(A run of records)
+ + + + + + +

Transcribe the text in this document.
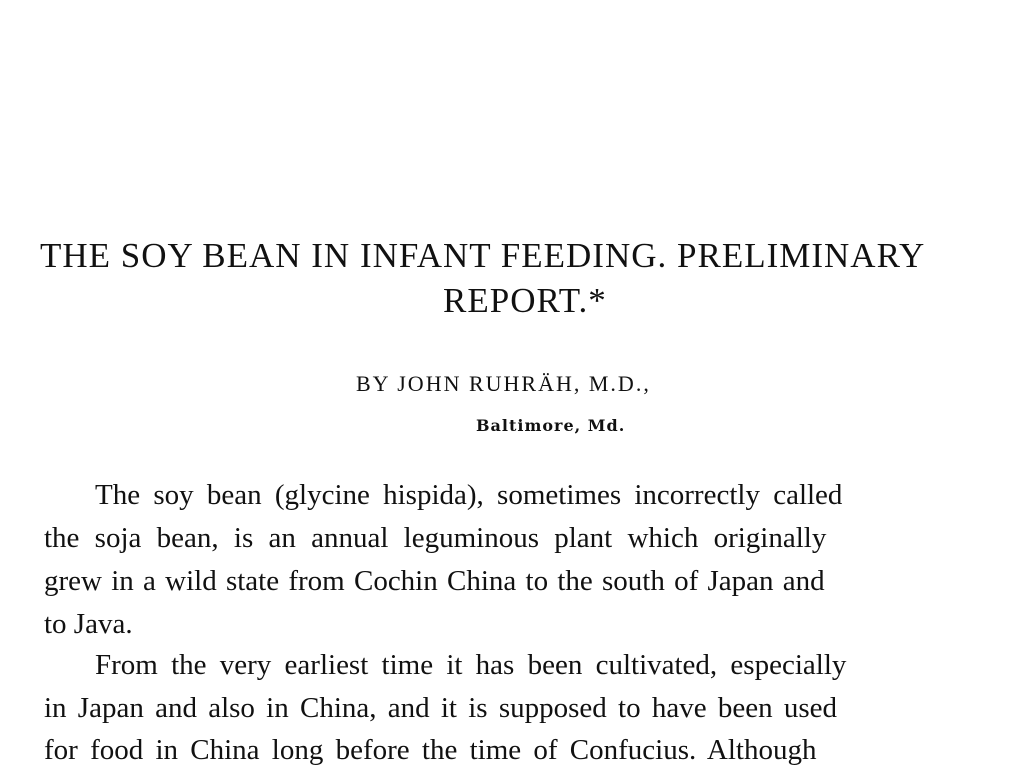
THE SOY BEAN IN INFANT FEEDING. PRELIMINARY
REPORT.*
BY JOHN RUHRÄH, M.D.,
Baltimore, Md.
The soy bean (glycine hispida), sometimes incorrectly called
the soja bean, is an annual leguminous plant which originally
grew in a wild state from Cochin China to the south of Japan and
to Java.
From the very earliest time it has been cultivated, especially
in Japan and also in China, and it is supposed to have been used
for food in China long before the time of Confucius. Although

+ + + + + + +

■ **TASK**
Across the material above, count every line holding "China" and write down only the number.

■ **RESULT FOR THIS TASK**
3